» WRITTEN INSTRUCTION: Transcribe all of the material below word for word and leave out its pictures.

--

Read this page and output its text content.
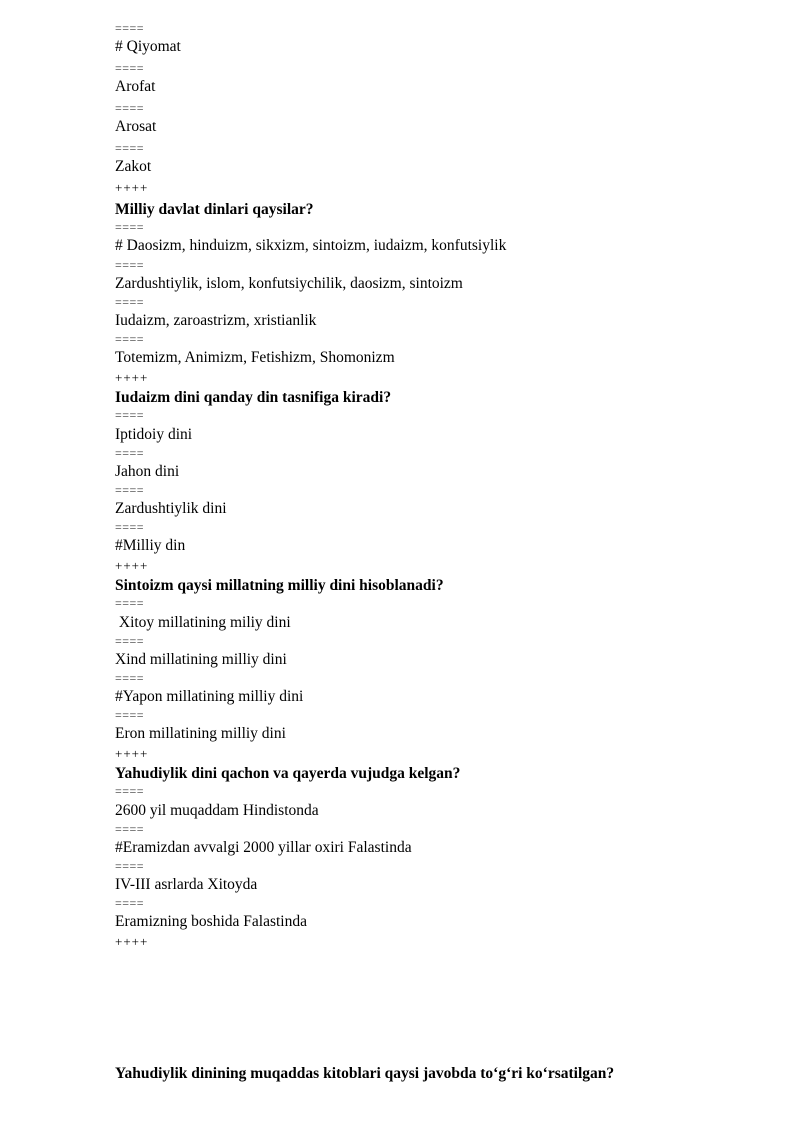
====
# Qiyomat
====
Arofat
====
Arosat
====
Zakot
++++
Milliy davlat dinlari qaysilar?
====
# Daosizm, hinduizm, sikxizm, sintoizm, iudaizm, konfutsiylik
====
Zardushtiylik, islom, konfutsiychilik, daosizm, sintoizm
====
Iudaizm, zaroastrizm, xristianlik
====
Totemizm, Animizm, Fetishizm, Shomonizm
++++
Iudaizm dini qanday din tasnifiga kiradi?
====
Iptidoiy dini
====
Jahon dini
====
Zardushtiylik dini
====
#Milliy din
++++
Sintoizm qaysi millatning milliy dini hisoblanadi?
====
Xitoy millatining miliy dini
====
Xind millatining milliy dini
====
#Yapon millatining milliy dini
====
Eron millatining milliy dini
++++
Yahudiylik dini qachon va qayerda vujudga kelgan?
====
2600 yil muqaddam Hindistonda
====
#Eramizdan avvalgi 2000 yillar oxiri Falastinda
====
IV-III asrlarda Xitoyda
====
Eramizning boshida Falastinda
++++
Yahudiylik dinining muqaddas kitoblari qaysi javobda to‘g‘ri ko‘rsatilgan?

--

» CORRECT RESULT:
Read this page and output its text content.
====
# Qiyomat
====
Arofat
====
Arosat
====
Zakot
++++
Milliy davlat dinlari qaysilar?
====
# Daosizm, hinduizm, sikxizm, sintoizm, iudaizm, konfutsiylik
====
Zardushtiylik, islom, konfutsiychilik, daosizm, sintoizm
====
Iudaizm, zaroastrizm, xristianlik
====
Totemizm, Animizm, Fetishizm, Shomonizm
++++
Iudaizm dini qanday din tasnifiga kiradi?
====
Iptidoiy dini
====
Jahon dini
====
Zardushtiylik dini
====
#Milliy din
++++
Sintoizm qaysi millatning milliy dini hisoblanadi?
====
Xitoy millatining miliy dini
====
Xind millatining milliy dini
====
#Yapon millatining milliy dini
====
Eron millatining milliy dini
++++
Yahudiylik dini qachon va qayerda vujudga kelgan?
====
2600 yil muqaddam Hindistonda
====
#Eramizdan avvalgi 2000 yillar oxiri Falastinda
====
IV-III asrlarda Xitoyda
====
Eramizning boshida Falastinda
++++
Yahudiylik dinining muqaddas kitoblari qaysi javobda to‘g‘ri ko‘rsatilgan?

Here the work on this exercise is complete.